▸ **What you have to do**: Answer with a number only: how many lines of the data contain "JSON"?

Dataset listings of figures
------------------------------------
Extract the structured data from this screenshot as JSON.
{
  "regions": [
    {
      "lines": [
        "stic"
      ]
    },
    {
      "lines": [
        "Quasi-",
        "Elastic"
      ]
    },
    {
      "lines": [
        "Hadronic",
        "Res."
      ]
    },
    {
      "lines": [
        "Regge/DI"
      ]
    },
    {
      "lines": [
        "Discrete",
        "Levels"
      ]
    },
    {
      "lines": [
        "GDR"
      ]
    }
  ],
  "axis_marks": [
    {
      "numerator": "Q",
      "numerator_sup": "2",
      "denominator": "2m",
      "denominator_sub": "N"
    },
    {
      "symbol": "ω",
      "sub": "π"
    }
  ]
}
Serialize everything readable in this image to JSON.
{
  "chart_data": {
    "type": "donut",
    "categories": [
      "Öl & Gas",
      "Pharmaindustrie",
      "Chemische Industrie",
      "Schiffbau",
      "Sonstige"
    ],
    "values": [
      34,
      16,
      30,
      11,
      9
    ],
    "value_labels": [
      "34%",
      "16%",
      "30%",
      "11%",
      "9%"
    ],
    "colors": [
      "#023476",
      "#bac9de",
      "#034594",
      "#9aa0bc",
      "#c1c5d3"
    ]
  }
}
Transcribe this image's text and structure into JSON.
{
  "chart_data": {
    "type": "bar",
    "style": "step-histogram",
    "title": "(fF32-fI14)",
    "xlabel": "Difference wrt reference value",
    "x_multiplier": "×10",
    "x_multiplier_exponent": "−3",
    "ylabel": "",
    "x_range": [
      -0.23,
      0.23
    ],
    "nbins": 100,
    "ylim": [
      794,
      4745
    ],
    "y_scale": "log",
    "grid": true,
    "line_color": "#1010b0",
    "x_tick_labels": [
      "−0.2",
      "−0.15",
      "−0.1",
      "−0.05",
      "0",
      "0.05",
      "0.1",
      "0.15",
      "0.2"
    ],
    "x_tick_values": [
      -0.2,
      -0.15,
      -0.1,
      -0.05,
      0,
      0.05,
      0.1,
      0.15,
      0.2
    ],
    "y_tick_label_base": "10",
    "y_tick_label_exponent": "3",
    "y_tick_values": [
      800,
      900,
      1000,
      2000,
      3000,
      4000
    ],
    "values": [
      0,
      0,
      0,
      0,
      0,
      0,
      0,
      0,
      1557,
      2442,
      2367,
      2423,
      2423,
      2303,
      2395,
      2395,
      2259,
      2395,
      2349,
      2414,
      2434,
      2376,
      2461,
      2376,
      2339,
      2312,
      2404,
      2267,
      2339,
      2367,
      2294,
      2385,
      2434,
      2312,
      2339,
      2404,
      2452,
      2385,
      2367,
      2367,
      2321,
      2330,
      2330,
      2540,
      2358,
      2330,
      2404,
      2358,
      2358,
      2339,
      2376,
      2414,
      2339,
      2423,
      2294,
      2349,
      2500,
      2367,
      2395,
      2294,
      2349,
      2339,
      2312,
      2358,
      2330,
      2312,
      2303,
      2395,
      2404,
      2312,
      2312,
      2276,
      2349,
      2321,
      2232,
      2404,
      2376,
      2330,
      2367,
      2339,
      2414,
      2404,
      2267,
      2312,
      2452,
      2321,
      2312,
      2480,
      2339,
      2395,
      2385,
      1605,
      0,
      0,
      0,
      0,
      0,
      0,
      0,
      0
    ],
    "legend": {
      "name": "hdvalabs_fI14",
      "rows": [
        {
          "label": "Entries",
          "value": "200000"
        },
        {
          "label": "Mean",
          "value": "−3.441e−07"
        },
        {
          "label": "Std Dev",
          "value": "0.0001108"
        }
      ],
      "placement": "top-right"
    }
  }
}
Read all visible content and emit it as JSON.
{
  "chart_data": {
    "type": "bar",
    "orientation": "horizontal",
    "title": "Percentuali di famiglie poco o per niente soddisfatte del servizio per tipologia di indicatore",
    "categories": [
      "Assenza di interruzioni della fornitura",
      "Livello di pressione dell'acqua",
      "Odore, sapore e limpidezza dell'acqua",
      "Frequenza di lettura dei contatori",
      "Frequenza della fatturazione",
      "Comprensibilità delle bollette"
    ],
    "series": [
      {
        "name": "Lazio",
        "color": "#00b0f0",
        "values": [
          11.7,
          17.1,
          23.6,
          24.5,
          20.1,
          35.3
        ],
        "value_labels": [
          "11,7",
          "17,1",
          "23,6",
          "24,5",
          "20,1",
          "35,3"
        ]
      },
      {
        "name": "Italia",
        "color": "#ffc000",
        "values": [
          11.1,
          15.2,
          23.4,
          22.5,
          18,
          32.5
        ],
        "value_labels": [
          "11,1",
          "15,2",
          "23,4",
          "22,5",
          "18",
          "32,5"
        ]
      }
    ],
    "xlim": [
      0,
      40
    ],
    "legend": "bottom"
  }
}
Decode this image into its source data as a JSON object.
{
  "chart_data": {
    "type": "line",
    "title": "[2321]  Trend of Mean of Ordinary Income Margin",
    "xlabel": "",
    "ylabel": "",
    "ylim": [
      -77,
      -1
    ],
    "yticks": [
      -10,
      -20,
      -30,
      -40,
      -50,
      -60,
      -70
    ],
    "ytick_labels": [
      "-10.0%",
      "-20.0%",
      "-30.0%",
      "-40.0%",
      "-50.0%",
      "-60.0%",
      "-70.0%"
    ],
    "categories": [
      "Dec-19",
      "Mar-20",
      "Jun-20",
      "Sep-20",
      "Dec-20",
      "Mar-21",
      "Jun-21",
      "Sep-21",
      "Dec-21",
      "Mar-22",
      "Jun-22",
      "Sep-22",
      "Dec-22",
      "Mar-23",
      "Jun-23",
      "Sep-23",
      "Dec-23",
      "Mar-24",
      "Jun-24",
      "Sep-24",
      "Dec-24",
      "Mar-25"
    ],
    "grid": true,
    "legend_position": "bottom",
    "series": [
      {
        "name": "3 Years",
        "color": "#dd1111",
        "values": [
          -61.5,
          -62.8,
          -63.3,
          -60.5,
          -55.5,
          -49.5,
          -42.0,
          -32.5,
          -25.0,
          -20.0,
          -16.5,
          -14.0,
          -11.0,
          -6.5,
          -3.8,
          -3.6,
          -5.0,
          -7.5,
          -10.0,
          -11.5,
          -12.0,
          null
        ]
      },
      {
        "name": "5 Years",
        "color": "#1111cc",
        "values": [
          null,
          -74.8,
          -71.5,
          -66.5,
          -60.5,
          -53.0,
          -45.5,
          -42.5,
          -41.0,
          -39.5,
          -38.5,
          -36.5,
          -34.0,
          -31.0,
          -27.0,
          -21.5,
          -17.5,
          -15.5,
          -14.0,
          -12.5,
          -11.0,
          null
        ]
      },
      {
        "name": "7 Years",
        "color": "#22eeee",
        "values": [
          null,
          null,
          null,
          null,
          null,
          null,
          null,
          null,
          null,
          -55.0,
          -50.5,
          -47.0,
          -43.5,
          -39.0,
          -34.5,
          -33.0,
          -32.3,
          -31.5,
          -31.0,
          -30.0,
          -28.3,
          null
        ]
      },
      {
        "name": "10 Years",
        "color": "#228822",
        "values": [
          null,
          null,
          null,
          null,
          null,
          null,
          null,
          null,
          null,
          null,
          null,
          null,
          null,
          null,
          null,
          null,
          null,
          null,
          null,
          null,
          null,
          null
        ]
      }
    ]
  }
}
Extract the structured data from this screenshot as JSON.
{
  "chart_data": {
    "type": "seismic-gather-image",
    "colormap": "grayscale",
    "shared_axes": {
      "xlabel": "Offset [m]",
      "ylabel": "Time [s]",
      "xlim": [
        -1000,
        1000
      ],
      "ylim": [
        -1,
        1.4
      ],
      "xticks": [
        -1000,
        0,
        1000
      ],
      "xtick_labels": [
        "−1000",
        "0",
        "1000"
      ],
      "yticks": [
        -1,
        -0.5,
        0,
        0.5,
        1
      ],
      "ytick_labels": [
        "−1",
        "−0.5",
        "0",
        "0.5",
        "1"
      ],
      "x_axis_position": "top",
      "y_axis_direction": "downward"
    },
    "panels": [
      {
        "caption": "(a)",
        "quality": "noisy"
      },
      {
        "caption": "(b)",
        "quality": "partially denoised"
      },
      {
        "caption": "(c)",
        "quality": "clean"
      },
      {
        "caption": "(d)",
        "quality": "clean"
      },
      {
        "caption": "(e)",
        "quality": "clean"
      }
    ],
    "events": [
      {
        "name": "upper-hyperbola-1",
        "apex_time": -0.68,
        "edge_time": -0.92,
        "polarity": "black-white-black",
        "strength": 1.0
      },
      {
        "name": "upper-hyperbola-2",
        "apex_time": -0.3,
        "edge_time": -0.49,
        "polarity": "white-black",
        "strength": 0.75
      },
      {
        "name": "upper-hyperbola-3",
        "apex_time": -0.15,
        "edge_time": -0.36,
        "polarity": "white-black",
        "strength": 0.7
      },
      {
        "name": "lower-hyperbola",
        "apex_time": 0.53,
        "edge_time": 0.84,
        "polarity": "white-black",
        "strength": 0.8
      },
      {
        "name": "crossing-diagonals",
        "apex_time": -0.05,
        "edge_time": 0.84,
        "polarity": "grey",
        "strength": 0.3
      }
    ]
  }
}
------------------------------------
▸ **Problem solution**: 6